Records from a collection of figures
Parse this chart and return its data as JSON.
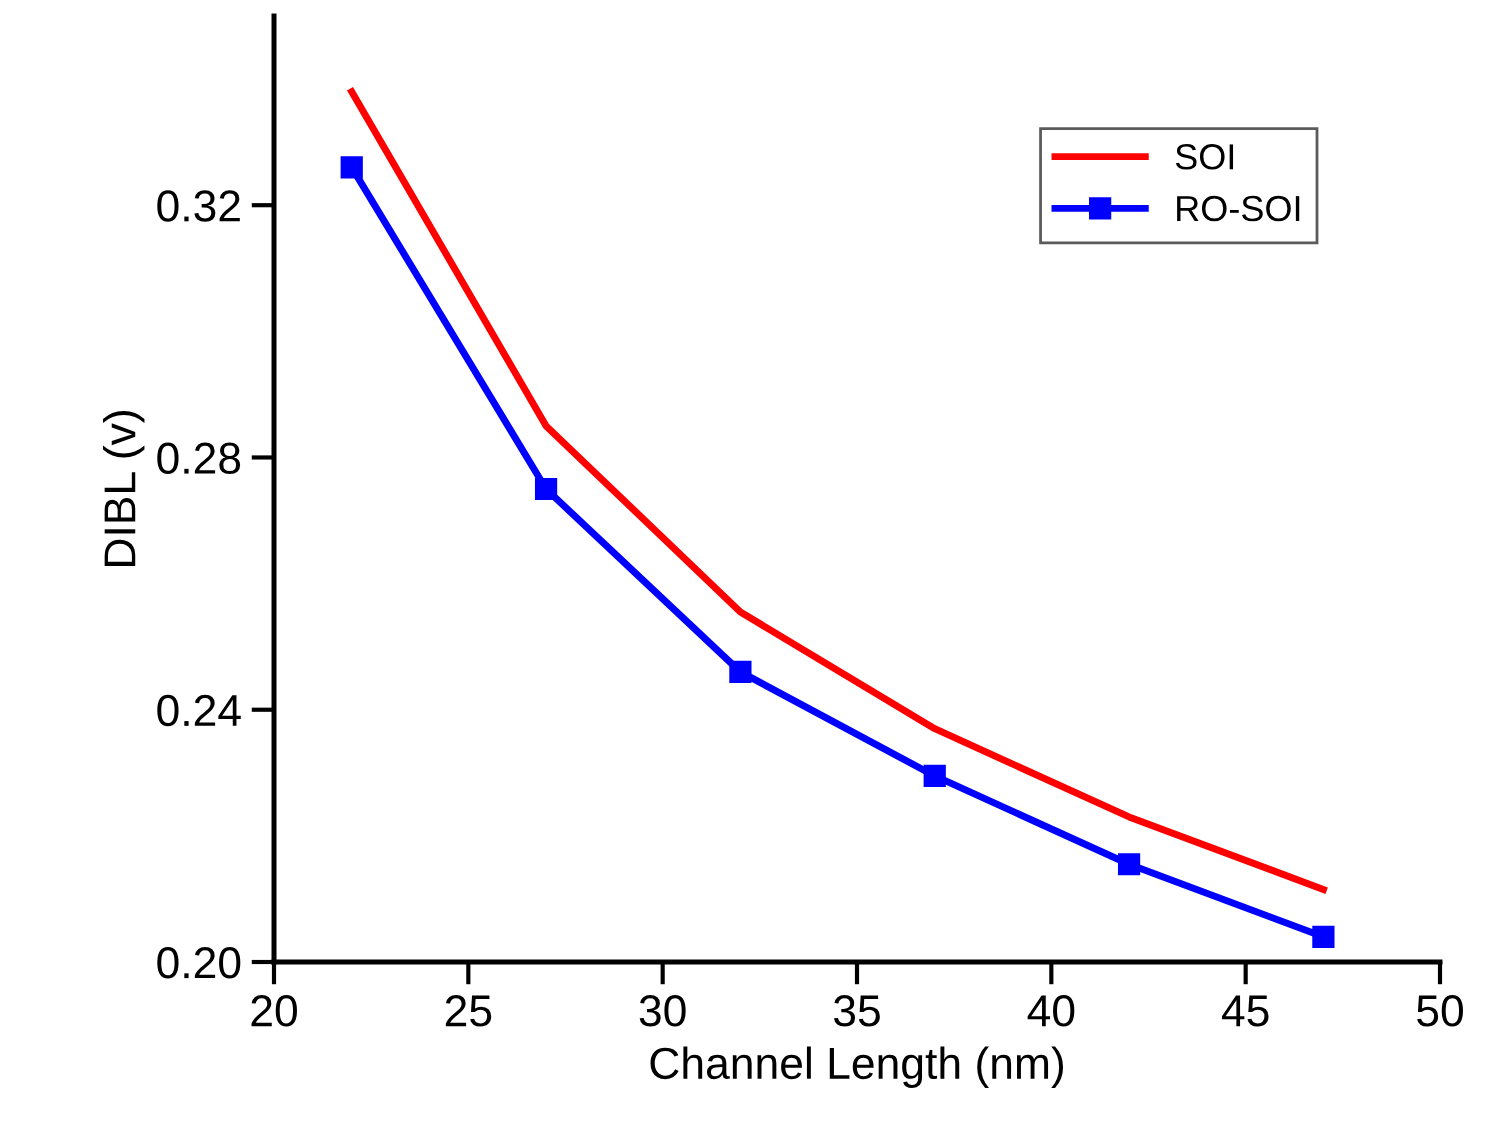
{
  "chart_data": {
    "type": "line",
    "xlabel": "Channel Length (nm)",
    "ylabel": "DIBL (v)",
    "xlim": [
      20,
      50
    ],
    "ylim": [
      0.2,
      0.35
    ],
    "xticks": [
      20,
      25,
      30,
      35,
      40,
      45,
      50
    ],
    "yticks": [
      {
        "value": 0.2,
        "label": "0.20"
      },
      {
        "value": 0.24,
        "label": "0.24"
      },
      {
        "value": 0.28,
        "label": "0.28"
      },
      {
        "value": 0.32,
        "label": "0.32"
      }
    ],
    "grid": false,
    "legend": "top right",
    "series": [
      {
        "name": "SOI",
        "color": "#ff0000",
        "marker": "none",
        "x": [
          22,
          27,
          32,
          37,
          42,
          47
        ],
        "values": [
          0.338,
          0.285,
          0.2555,
          0.237,
          0.223,
          0.2115
        ]
      },
      {
        "name": "RO-SOI",
        "color": "#0000ff",
        "marker": "square",
        "x": [
          22,
          27,
          32,
          37,
          42,
          47
        ],
        "values": [
          0.326,
          0.275,
          0.246,
          0.2295,
          0.2155,
          0.204
        ]
      }
    ]
  }
}
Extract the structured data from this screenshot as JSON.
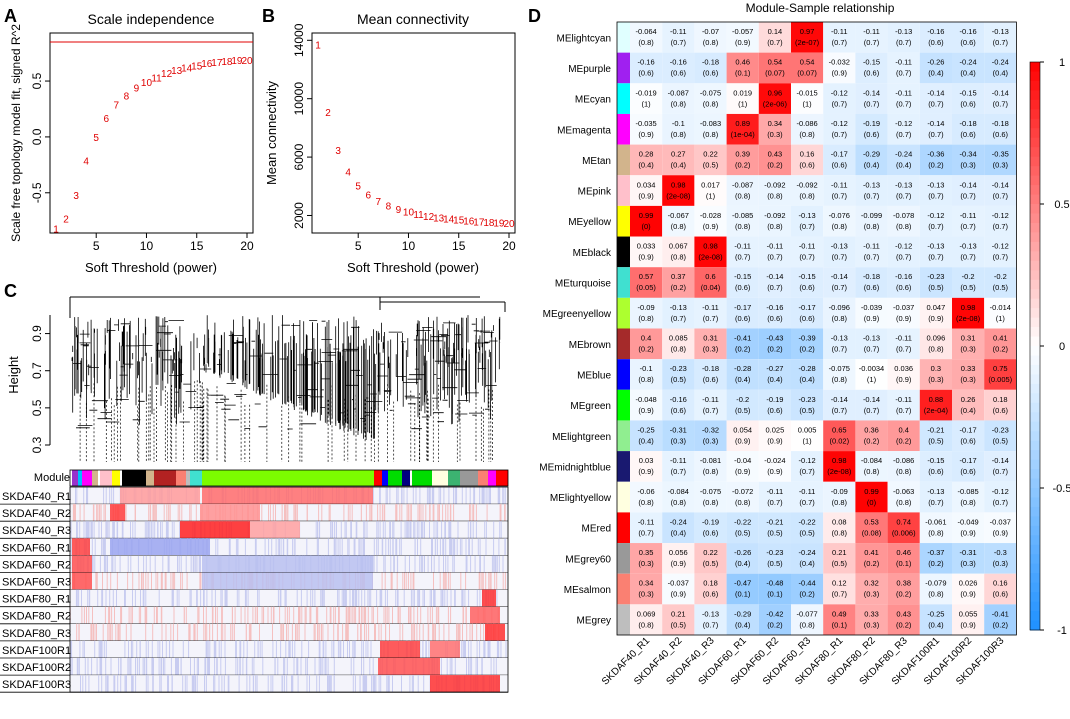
{
  "chart_data": [
    {
      "panel": "A",
      "type": "scatter",
      "title": "Scale independence",
      "xlabel": "Soft Threshold (power)",
      "ylabel": "Scale free topology model fit, signed R^2",
      "x": [
        1,
        2,
        3,
        4,
        5,
        6,
        7,
        8,
        9,
        10,
        11,
        12,
        13,
        14,
        15,
        16,
        17,
        18,
        19,
        20
      ],
      "y": [
        -0.82,
        -0.73,
        -0.52,
        -0.21,
        0.0,
        0.17,
        0.29,
        0.37,
        0.44,
        0.49,
        0.53,
        0.57,
        0.6,
        0.62,
        0.64,
        0.66,
        0.67,
        0.68,
        0.69,
        0.69
      ],
      "xticks": [
        5,
        10,
        15,
        20
      ],
      "yticks": [
        -0.5,
        0.0,
        0.5
      ],
      "xlim": [
        1,
        20
      ],
      "ylim": [
        -0.86,
        0.93
      ],
      "hline": 0.85,
      "point_color": "#e00000",
      "line_color": "#e00000"
    },
    {
      "panel": "B",
      "type": "scatter",
      "title": "Mean connectivity",
      "xlabel": "Soft Threshold (power)",
      "ylabel": "Mean connectivity",
      "x": [
        1,
        2,
        3,
        4,
        5,
        6,
        7,
        8,
        9,
        10,
        11,
        12,
        13,
        14,
        15,
        16,
        17,
        18,
        19,
        20
      ],
      "y": [
        13700,
        9100,
        6500,
        5000,
        4050,
        3450,
        3000,
        2700,
        2460,
        2270,
        2100,
        1970,
        1870,
        1790,
        1720,
        1660,
        1600,
        1560,
        1530,
        1500
      ],
      "xticks": [
        5,
        10,
        15,
        20
      ],
      "yticks": [
        2000,
        6000,
        10000,
        14000
      ],
      "xlim": [
        1,
        20
      ],
      "ylim": [
        800,
        14500
      ],
      "point_color": "#e00000"
    },
    {
      "panel": "C",
      "type": "dendrogram",
      "ylabel": "Height",
      "yticks": [
        0.3,
        0.5,
        0.7,
        0.9
      ],
      "ylim": [
        0.3,
        1.0
      ],
      "module_label": "Module",
      "module_colors": [
        "#9932cc",
        "#00bfff",
        "#ff00ff",
        "#d2b48c",
        "#ffc0cb",
        "#ffff00",
        "#000000",
        "#40e0d0",
        "#7cfc00",
        "#b22222",
        "#0000ff",
        "#00dd00",
        "#3cb371",
        "#000080",
        "#ffffe0",
        "#ff0000",
        "#999999",
        "#fa8072",
        "#bebebe"
      ],
      "samples": [
        "SKDAF40_R1",
        "SKDAF40_R2",
        "SKDAF40_R3",
        "SKDAF60_R1",
        "SKDAF60_R2",
        "SKDAF60_R3",
        "SKDAF80_R1",
        "SKDAF80_R2",
        "SKDAF80_R3",
        "SKDAF100R1",
        "SKDAF100R2",
        "SKDAF100R3"
      ]
    },
    {
      "panel": "D",
      "type": "heatmap",
      "title": "Module-Sample relationship",
      "rows": [
        "MElightcyan",
        "MEpurple",
        "MEcyan",
        "MEmagenta",
        "MEtan",
        "MEpink",
        "MEyellow",
        "MEblack",
        "MEturquoise",
        "MEgreenyellow",
        "MEbrown",
        "MEblue",
        "MEgreen",
        "MElightgreen",
        "MEmidnightblue",
        "MElightyellow",
        "MEred",
        "MEgrey60",
        "MEsalmon",
        "MEgrey"
      ],
      "row_colors": [
        "#e0ffff",
        "#a020f0",
        "#00ffff",
        "#ff00ff",
        "#d2b48c",
        "#ffc0cb",
        "#ffff00",
        "#000000",
        "#40e0d0",
        "#adff2f",
        "#a52a2a",
        "#0000ff",
        "#00ff00",
        "#90ee90",
        "#191970",
        "#ffffe0",
        "#ff0000",
        "#999999",
        "#fa8072",
        "#bebebe"
      ],
      "columns": [
        "SKDAF40_R1",
        "SKDAF40_R2",
        "SKDAF40_R3",
        "SKDAF60_R1",
        "SKDAF60_R2",
        "SKDAF60_R3",
        "SKDAF80_R1",
        "SKDAF80_R2",
        "SKDAF80_R3",
        "SKDAF100R1",
        "SKDAF100R2",
        "SKDAF100R3"
      ],
      "values": [
        [
          -0.064,
          -0.11,
          -0.07,
          -0.057,
          0.14,
          0.97,
          -0.11,
          -0.11,
          -0.13,
          -0.16,
          -0.16,
          -0.13
        ],
        [
          -0.16,
          -0.16,
          -0.18,
          0.46,
          0.54,
          0.54,
          -0.032,
          -0.15,
          -0.11,
          -0.26,
          -0.24,
          -0.24
        ],
        [
          -0.019,
          -0.087,
          -0.075,
          0.019,
          0.96,
          -0.015,
          -0.12,
          -0.14,
          -0.11,
          -0.14,
          -0.15,
          -0.14
        ],
        [
          -0.035,
          -0.1,
          -0.083,
          0.89,
          0.34,
          -0.086,
          -0.12,
          -0.19,
          -0.12,
          -0.14,
          -0.18,
          -0.18
        ],
        [
          0.28,
          0.27,
          0.22,
          0.39,
          0.43,
          0.16,
          -0.17,
          -0.29,
          -0.24,
          -0.36,
          -0.34,
          -0.35
        ],
        [
          0.034,
          0.98,
          0.017,
          -0.087,
          -0.092,
          -0.092,
          -0.11,
          -0.13,
          -0.13,
          -0.13,
          -0.14,
          -0.14
        ],
        [
          0.99,
          -0.067,
          -0.028,
          -0.085,
          -0.092,
          -0.13,
          -0.076,
          -0.099,
          -0.078,
          -0.12,
          -0.11,
          -0.12
        ],
        [
          0.033,
          0.067,
          0.98,
          -0.11,
          -0.11,
          -0.11,
          -0.13,
          -0.11,
          -0.12,
          -0.13,
          -0.13,
          -0.12
        ],
        [
          0.57,
          0.37,
          0.6,
          -0.15,
          -0.14,
          -0.15,
          -0.14,
          -0.18,
          -0.16,
          -0.23,
          -0.2,
          -0.2
        ],
        [
          -0.09,
          -0.13,
          -0.11,
          -0.17,
          -0.16,
          -0.17,
          -0.096,
          -0.039,
          -0.037,
          0.047,
          0.98,
          -0.014
        ],
        [
          0.4,
          0.085,
          0.31,
          -0.41,
          -0.43,
          -0.39,
          -0.13,
          -0.13,
          -0.11,
          0.096,
          0.31,
          0.41
        ],
        [
          -0.1,
          -0.23,
          -0.18,
          -0.28,
          -0.27,
          -0.28,
          -0.075,
          -0.0034,
          0.036,
          0.3,
          0.33,
          0.75
        ],
        [
          -0.048,
          -0.16,
          -0.11,
          -0.2,
          -0.19,
          -0.23,
          -0.14,
          -0.14,
          -0.11,
          0.88,
          0.26,
          0.18
        ],
        [
          -0.25,
          -0.31,
          -0.32,
          0.054,
          0.025,
          0.005,
          0.65,
          0.36,
          0.4,
          -0.21,
          -0.17,
          -0.23
        ],
        [
          0.03,
          -0.11,
          -0.081,
          -0.04,
          -0.024,
          -0.12,
          0.98,
          -0.084,
          -0.086,
          -0.15,
          -0.17,
          -0.14
        ],
        [
          -0.06,
          -0.084,
          -0.075,
          -0.072,
          -0.11,
          -0.11,
          -0.09,
          0.99,
          -0.063,
          -0.13,
          -0.085,
          -0.12
        ],
        [
          -0.11,
          -0.24,
          -0.19,
          -0.22,
          -0.21,
          -0.22,
          0.08,
          0.53,
          0.74,
          -0.061,
          -0.049,
          -0.037
        ],
        [
          0.35,
          0.056,
          0.22,
          -0.26,
          -0.23,
          -0.24,
          0.21,
          0.41,
          0.46,
          -0.37,
          -0.31,
          -0.3
        ],
        [
          0.34,
          -0.037,
          0.18,
          -0.47,
          -0.48,
          -0.44,
          0.12,
          0.32,
          0.38,
          -0.079,
          0.026,
          0.16
        ],
        [
          0.069,
          0.21,
          -0.13,
          -0.29,
          -0.42,
          -0.077,
          0.49,
          0.33,
          0.43,
          -0.25,
          0.055,
          -0.41
        ]
      ],
      "pvalues": [
        [
          "0.8",
          "0.7",
          "0.8",
          "0.9",
          "0.7",
          "2e-07",
          "0.7",
          "0.7",
          "0.7",
          "0.6",
          "0.6",
          "0.7"
        ],
        [
          "0.6",
          "0.6",
          "0.6",
          "0.1",
          "0.07",
          "0.07",
          "0.9",
          "0.6",
          "0.7",
          "0.4",
          "0.4",
          "0.4"
        ],
        [
          "1",
          "0.8",
          "0.8",
          "1",
          "2e-06",
          "1",
          "0.7",
          "0.7",
          "0.7",
          "0.7",
          "0.6",
          "0.7"
        ],
        [
          "0.9",
          "0.8",
          "0.8",
          "1e-04",
          "0.3",
          "0.8",
          "0.7",
          "0.6",
          "0.7",
          "0.7",
          "0.6",
          "0.6"
        ],
        [
          "0.4",
          "0.4",
          "0.5",
          "0.2",
          "0.2",
          "0.6",
          "0.6",
          "0.4",
          "0.4",
          "0.2",
          "0.3",
          "0.3"
        ],
        [
          "0.9",
          "2e-08",
          "1",
          "0.8",
          "0.8",
          "0.8",
          "0.7",
          "0.7",
          "0.7",
          "0.7",
          "0.7",
          "0.7"
        ],
        [
          "0",
          "0.8",
          "0.9",
          "0.8",
          "0.8",
          "0.7",
          "0.8",
          "0.8",
          "0.8",
          "0.7",
          "0.7",
          "0.7"
        ],
        [
          "0.9",
          "0.8",
          "2e-08",
          "0.7",
          "0.7",
          "0.7",
          "0.7",
          "0.7",
          "0.7",
          "0.7",
          "0.7",
          "0.7"
        ],
        [
          "0.05",
          "0.2",
          "0.04",
          "0.6",
          "0.7",
          "0.6",
          "0.7",
          "0.6",
          "0.6",
          "0.5",
          "0.5",
          "0.5"
        ],
        [
          "0.8",
          "0.7",
          "0.7",
          "0.6",
          "0.6",
          "0.6",
          "0.8",
          "0.9",
          "0.9",
          "0.9",
          "2e-08",
          "1"
        ],
        [
          "0.2",
          "0.8",
          "0.3",
          "0.2",
          "0.2",
          "0.2",
          "0.7",
          "0.7",
          "0.7",
          "0.8",
          "0.3",
          "0.2"
        ],
        [
          "0.8",
          "0.5",
          "0.6",
          "0.4",
          "0.4",
          "0.4",
          "0.8",
          "1",
          "0.9",
          "0.3",
          "0.3",
          "0.005"
        ],
        [
          "0.9",
          "0.6",
          "0.7",
          "0.5",
          "0.6",
          "0.5",
          "0.7",
          "0.7",
          "0.7",
          "2e-04",
          "0.4",
          "0.6"
        ],
        [
          "0.4",
          "0.3",
          "0.3",
          "0.9",
          "0.9",
          "1",
          "0.02",
          "0.2",
          "0.2",
          "0.5",
          "0.6",
          "0.5"
        ],
        [
          "0.9",
          "0.7",
          "0.8",
          "0.9",
          "0.9",
          "0.7",
          "2e-08",
          "0.8",
          "0.8",
          "0.6",
          "0.6",
          "0.7"
        ],
        [
          "0.8",
          "0.8",
          "0.8",
          "0.8",
          "0.7",
          "0.7",
          "0.8",
          "0",
          "0.8",
          "0.7",
          "0.8",
          "0.7"
        ],
        [
          "0.7",
          "0.4",
          "0.6",
          "0.5",
          "0.5",
          "0.5",
          "0.8",
          "0.08",
          "0.006",
          "0.8",
          "0.9",
          "0.9"
        ],
        [
          "0.3",
          "0.9",
          "0.5",
          "0.4",
          "0.5",
          "0.4",
          "0.5",
          "0.2",
          "0.1",
          "0.2",
          "0.3",
          "0.3"
        ],
        [
          "0.3",
          "0.9",
          "0.6",
          "0.1",
          "0.1",
          "0.2",
          "0.7",
          "0.3",
          "0.2",
          "0.8",
          "0.9",
          "0.6"
        ],
        [
          "0.8",
          "0.5",
          "0.7",
          "0.4",
          "0.2",
          "0.8",
          "0.1",
          "0.3",
          "0.2",
          "0.4",
          "0.9",
          "0.2"
        ]
      ],
      "colorbar_ticks": [
        "1",
        "0.5",
        "0",
        "-0.5",
        "-1"
      ],
      "colorbar_range": [
        -1,
        1
      ],
      "colors": {
        "negative": "#1e90ff",
        "zero": "#ffffff",
        "positive": "#ff0000"
      }
    }
  ],
  "panel_labels": [
    "A",
    "B",
    "C",
    "D"
  ]
}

- **What to produce**
Where a line of the material above holds the string "connectivity", copy that line.

- **Answer to this exercise**
      "title": "Mean connectivity",
      "ylabel": "Mean connectivity",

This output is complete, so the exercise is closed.